### AIM
Go through the listing and write out all of it exactly.

┌──

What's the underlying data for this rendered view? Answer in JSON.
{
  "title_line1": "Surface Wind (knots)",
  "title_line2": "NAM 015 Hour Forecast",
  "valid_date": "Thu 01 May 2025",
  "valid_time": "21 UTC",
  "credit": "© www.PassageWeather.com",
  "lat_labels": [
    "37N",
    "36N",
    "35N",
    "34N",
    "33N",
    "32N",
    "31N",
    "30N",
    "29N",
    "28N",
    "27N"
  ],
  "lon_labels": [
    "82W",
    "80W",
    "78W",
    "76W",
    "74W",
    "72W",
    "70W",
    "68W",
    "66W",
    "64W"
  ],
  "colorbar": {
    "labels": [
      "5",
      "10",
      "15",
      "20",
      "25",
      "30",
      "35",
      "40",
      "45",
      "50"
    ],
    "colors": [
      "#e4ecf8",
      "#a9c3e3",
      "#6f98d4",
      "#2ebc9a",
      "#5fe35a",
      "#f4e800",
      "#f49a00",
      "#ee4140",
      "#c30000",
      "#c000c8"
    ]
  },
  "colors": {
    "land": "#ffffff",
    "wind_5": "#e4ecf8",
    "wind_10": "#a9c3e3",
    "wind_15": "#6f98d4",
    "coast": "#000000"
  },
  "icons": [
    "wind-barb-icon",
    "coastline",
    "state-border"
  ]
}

└──

### EXERCISE ANSWER
What's the underlying data for this rendered view? Answer in JSON.
{
  "title_line1": "Surface Wind (knots)",
  "title_line2": "NAM 015 Hour Forecast",
  "valid_date": "Thu 01 May 2025",
  "valid_time": "21 UTC",
  "credit": "© www.PassageWeather.com",
  "lat_labels": [
    "37N",
    "36N",
    "35N",
    "34N",
    "33N",
    "32N",
    "31N",
    "30N",
    "29N",
    "28N",
    "27N"
  ],
  "lon_labels": [
    "82W",
    "80W",
    "78W",
    "76W",
    "74W",
    "72W",
    "70W",
    "68W",
    "66W",
    "64W"
  ],
  "colorbar": {
    "labels": [
      "5",
      "10",
      "15",
      "20",
      "25",
      "30",
      "35",
      "40",
      "45",
      "50"
    ],
    "colors": [
      "#e4ecf8",
      "#a9c3e3",
      "#6f98d4",
      "#2ebc9a",
      "#5fe35a",
      "#f4e800",
      "#f49a00",
      "#ee4140",
      "#c30000",
      "#c000c8"
    ]
  },
  "colors": {
    "land": "#ffffff",
    "wind_5": "#e4ecf8",
    "wind_10": "#a9c3e3",
    "wind_15": "#6f98d4",
    "coast": "#000000"
  },
  "icons": [
    "wind-barb-icon",
    "coastline",
    "state-border"
  ]
}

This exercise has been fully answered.